:: EXTRACTED ENTRIES ::

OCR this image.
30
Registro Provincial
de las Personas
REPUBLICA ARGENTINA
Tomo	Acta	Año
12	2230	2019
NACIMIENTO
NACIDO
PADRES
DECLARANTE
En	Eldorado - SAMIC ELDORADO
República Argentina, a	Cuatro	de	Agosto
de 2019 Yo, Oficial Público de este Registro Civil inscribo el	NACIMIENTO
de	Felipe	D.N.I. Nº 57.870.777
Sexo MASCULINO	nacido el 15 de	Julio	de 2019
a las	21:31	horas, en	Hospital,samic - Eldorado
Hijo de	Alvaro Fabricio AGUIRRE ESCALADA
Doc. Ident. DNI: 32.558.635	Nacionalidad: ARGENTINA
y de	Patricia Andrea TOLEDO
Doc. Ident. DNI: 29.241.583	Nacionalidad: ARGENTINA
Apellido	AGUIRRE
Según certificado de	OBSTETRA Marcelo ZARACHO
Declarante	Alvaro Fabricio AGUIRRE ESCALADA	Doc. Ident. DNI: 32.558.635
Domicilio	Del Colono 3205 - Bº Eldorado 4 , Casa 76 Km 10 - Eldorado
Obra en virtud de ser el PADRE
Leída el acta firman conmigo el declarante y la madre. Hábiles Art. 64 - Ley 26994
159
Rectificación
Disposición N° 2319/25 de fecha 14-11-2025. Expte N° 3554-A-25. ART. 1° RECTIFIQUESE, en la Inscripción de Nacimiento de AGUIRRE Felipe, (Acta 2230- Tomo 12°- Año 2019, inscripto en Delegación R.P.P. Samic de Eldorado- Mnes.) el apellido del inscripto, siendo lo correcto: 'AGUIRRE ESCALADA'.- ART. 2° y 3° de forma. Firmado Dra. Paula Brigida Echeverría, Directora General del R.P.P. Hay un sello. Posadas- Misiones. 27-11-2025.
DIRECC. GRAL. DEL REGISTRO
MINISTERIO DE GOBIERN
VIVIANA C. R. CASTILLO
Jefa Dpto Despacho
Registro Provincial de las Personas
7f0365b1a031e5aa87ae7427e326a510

:::

• EXERCISE DETAILS: In the entries above, how many lines hold the word "Nacionalidad"? State the number and nothing else.

• RESULT OF THIS TASK: 2